---------- Data shown

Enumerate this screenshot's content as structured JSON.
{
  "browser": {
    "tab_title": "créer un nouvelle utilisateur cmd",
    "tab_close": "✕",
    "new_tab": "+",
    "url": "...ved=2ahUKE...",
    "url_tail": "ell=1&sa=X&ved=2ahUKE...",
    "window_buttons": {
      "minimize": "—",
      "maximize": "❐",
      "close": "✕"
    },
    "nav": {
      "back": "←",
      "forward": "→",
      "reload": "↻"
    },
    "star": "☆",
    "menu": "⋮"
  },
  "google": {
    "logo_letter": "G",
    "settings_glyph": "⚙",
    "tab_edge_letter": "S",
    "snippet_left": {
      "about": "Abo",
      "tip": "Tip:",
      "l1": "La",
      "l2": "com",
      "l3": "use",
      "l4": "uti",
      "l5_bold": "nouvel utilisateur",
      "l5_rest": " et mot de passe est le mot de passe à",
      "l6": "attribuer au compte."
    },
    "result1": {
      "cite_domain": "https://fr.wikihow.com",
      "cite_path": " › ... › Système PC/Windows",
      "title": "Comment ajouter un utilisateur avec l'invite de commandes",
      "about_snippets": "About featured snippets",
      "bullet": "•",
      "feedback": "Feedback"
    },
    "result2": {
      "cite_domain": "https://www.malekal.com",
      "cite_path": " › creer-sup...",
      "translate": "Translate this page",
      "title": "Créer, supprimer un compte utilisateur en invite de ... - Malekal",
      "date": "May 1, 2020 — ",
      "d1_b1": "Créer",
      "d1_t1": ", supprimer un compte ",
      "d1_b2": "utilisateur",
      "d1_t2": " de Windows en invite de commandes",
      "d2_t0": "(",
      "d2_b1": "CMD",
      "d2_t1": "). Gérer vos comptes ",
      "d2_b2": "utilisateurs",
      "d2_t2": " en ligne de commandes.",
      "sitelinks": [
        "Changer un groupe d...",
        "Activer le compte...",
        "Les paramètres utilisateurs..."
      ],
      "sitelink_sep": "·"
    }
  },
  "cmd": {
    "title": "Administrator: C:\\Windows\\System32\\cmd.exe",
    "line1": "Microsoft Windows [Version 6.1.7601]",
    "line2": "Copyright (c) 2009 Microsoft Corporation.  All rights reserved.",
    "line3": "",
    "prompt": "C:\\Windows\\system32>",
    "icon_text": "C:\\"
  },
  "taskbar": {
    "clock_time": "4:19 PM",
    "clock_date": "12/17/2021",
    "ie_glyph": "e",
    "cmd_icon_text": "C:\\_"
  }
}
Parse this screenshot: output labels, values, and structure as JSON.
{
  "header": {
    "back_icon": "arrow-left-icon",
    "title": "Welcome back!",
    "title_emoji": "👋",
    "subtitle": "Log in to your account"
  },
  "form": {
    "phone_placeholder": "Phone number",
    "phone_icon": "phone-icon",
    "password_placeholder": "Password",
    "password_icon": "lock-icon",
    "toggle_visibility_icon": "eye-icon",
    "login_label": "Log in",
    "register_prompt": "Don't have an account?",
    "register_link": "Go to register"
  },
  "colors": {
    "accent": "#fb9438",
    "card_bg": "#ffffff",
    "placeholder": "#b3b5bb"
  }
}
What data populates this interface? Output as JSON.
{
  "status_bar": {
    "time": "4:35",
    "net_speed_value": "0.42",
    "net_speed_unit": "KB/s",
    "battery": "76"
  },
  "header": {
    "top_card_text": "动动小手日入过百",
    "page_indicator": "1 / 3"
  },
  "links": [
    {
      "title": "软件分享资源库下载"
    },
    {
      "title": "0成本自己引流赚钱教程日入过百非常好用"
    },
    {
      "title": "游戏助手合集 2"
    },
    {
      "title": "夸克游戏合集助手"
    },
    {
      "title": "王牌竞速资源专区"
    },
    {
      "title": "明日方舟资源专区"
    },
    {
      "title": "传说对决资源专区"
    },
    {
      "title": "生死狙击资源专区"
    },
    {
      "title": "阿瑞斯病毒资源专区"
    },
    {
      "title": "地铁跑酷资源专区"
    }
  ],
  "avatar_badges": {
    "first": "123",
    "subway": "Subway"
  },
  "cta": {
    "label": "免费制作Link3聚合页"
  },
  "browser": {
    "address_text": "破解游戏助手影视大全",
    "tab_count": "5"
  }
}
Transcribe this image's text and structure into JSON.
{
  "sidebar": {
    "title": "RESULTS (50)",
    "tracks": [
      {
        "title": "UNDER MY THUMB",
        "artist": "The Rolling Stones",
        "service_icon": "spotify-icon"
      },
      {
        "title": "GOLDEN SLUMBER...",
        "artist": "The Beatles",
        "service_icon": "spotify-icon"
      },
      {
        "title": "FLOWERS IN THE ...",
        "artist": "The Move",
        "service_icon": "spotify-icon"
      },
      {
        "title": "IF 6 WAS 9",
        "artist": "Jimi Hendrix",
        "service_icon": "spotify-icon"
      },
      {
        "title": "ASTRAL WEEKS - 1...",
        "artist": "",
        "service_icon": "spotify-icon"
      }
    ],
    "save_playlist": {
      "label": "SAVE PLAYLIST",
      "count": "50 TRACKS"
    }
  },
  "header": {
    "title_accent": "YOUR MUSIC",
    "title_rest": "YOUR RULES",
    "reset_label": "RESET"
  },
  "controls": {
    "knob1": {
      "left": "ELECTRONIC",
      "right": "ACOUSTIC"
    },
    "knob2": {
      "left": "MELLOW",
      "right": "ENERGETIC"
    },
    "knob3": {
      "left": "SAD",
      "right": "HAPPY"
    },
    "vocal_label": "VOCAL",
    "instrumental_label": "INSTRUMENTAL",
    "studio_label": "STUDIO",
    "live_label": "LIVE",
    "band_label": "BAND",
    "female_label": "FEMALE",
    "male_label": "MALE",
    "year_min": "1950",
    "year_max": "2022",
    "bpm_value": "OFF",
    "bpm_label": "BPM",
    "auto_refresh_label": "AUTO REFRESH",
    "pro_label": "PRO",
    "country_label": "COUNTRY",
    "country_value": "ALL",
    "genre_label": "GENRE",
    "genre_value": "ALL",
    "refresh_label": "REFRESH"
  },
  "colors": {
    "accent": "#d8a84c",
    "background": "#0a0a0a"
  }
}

--------------------

_Exercise_. Extract the complete set of records unchanged.

_Result for this task_.
Enumerate this screenshot's content as structured JSON.
{
  "browser": {
    "tab_title": "créer un nouvelle utilisateur cmd",
    "tab_close": "✕",
    "new_tab": "+",
    "url": "...ved=2ahUKE...",
    "url_tail": "ell=1&sa=X&ved=2ahUKE...",
    "window_buttons": {
      "minimize": "—",
      "maximize": "❐",
      "close": "✕"
    },
    "nav": {
      "back": "←",
      "forward": "→",
      "reload": "↻"
    },
    "star": "☆",
    "menu": "⋮"
  },
  "google": {
    "logo_letter": "G",
    "settings_glyph": "⚙",
    "tab_edge_letter": "S",
    "snippet_left": {
      "about": "Abo",
      "tip": "Tip:",
      "l1": "La",
      "l2": "com",
      "l3": "use",
      "l4": "uti",
      "l5_bold": "nouvel utilisateur",
      "l5_rest": " et mot de passe est le mot de passe à",
      "l6": "attribuer au compte."
    },
    "result1": {
      "cite_domain": "https://fr.wikihow.com",
      "cite_path": " › ... › Système PC/Windows",
      "title": "Comment ajouter un utilisateur avec l'invite de commandes",
      "about_snippets": "About featured snippets",
      "bullet": "•",
      "feedback": "Feedback"
    },
    "result2": {
      "cite_domain": "https://www.malekal.com",
      "cite_path": " › creer-sup...",
      "translate": "Translate this page",
      "title": "Créer, supprimer un compte utilisateur en invite de ... - Malekal",
      "date": "May 1, 2020 — ",
      "d1_b1": "Créer",
      "d1_t1": ", supprimer un compte ",
      "d1_b2": "utilisateur",
      "d1_t2": " de Windows en invite de commandes",
      "d2_t0": "(",
      "d2_b1": "CMD",
      "d2_t1": "). Gérer vos comptes ",
      "d2_b2": "utilisateurs",
      "d2_t2": " en ligne de commandes.",
      "sitelinks": [
        "Changer un groupe d...",
        "Activer le compte...",
        "Les paramètres utilisateurs..."
      ],
      "sitelink_sep": "·"
    }
  },
  "cmd": {
    "title": "Administrator: C:\\Windows\\System32\\cmd.exe",
    "line1": "Microsoft Windows [Version 6.1.7601]",
    "line2": "Copyright (c) 2009 Microsoft Corporation.  All rights reserved.",
    "line3": "",
    "prompt": "C:\\Windows\\system32>",
    "icon_text": "C:\\"
  },
  "taskbar": {
    "clock_time": "4:19 PM",
    "clock_date": "12/17/2021",
    "ie_glyph": "e",
    "cmd_icon_text": "C:\\_"
  }
}
Parse this screenshot: output labels, values, and structure as JSON.
{
  "header": {
    "back_icon": "arrow-left-icon",
    "title": "Welcome back!",
    "title_emoji": "👋",
    "subtitle": "Log in to your account"
  },
  "form": {
    "phone_placeholder": "Phone number",
    "phone_icon": "phone-icon",
    "password_placeholder": "Password",
    "password_icon": "lock-icon",
    "toggle_visibility_icon": "eye-icon",
    "login_label": "Log in",
    "register_prompt": "Don't have an account?",
    "register_link": "Go to register"
  },
  "colors": {
    "accent": "#fb9438",
    "card_bg": "#ffffff",
    "placeholder": "#b3b5bb"
  }
}
What data populates this interface? Output as JSON.
{
  "status_bar": {
    "time": "4:35",
    "net_speed_value": "0.42",
    "net_speed_unit": "KB/s",
    "battery": "76"
  },
  "header": {
    "top_card_text": "动动小手日入过百",
    "page_indicator": "1 / 3"
  },
  "links": [
    {
      "title": "软件分享资源库下载"
    },
    {
      "title": "0成本自己引流赚钱教程日入过百非常好用"
    },
    {
      "title": "游戏助手合集 2"
    },
    {
      "title": "夸克游戏合集助手"
    },
    {
      "title": "王牌竞速资源专区"
    },
    {
      "title": "明日方舟资源专区"
    },
    {
      "title": "传说对决资源专区"
    },
    {
      "title": "生死狙击资源专区"
    },
    {
      "title": "阿瑞斯病毒资源专区"
    },
    {
      "title": "地铁跑酷资源专区"
    }
  ],
  "avatar_badges": {
    "first": "123",
    "subway": "Subway"
  },
  "cta": {
    "label": "免费制作Link3聚合页"
  },
  "browser": {
    "address_text": "破解游戏助手影视大全",
    "tab_count": "5"
  }
}
Transcribe this image's text and structure into JSON.
{
  "sidebar": {
    "title": "RESULTS (50)",
    "tracks": [
      {
        "title": "UNDER MY THUMB",
        "artist": "The Rolling Stones",
        "service_icon": "spotify-icon"
      },
      {
        "title": "GOLDEN SLUMBER...",
        "artist": "The Beatles",
        "service_icon": "spotify-icon"
      },
      {
        "title": "FLOWERS IN THE ...",
        "artist": "The Move",
        "service_icon": "spotify-icon"
      },
      {
        "title": "IF 6 WAS 9",
        "artist": "Jimi Hendrix",
        "service_icon": "spotify-icon"
      },
      {
        "title": "ASTRAL WEEKS - 1...",
        "artist": "",
        "service_icon": "spotify-icon"
      }
    ],
    "save_playlist": {
      "label": "SAVE PLAYLIST",
      "count": "50 TRACKS"
    }
  },
  "header": {
    "title_accent": "YOUR MUSIC",
    "title_rest": "YOUR RULES",
    "reset_label": "RESET"
  },
  "controls": {
    "knob1": {
      "left": "ELECTRONIC",
      "right": "ACOUSTIC"
    },
    "knob2": {
      "left": "MELLOW",
      "right": "ENERGETIC"
    },
    "knob3": {
      "left": "SAD",
      "right": "HAPPY"
    },
    "vocal_label": "VOCAL",
    "instrumental_label": "INSTRUMENTAL",
    "studio_label": "STUDIO",
    "live_label": "LIVE",
    "band_label": "BAND",
    "female_label": "FEMALE",
    "male_label": "MALE",
    "year_min": "1950",
    "year_max": "2022",
    "bpm_value": "OFF",
    "bpm_label": "BPM",
    "auto_refresh_label": "AUTO REFRESH",
    "pro_label": "PRO",
    "country_label": "COUNTRY",
    "country_value": "ALL",
    "genre_label": "GENRE",
    "genre_value": "ALL",
    "refresh_label": "REFRESH"
  },
  "colors": {
    "accent": "#d8a84c",
    "background": "#0a0a0a"
  }
}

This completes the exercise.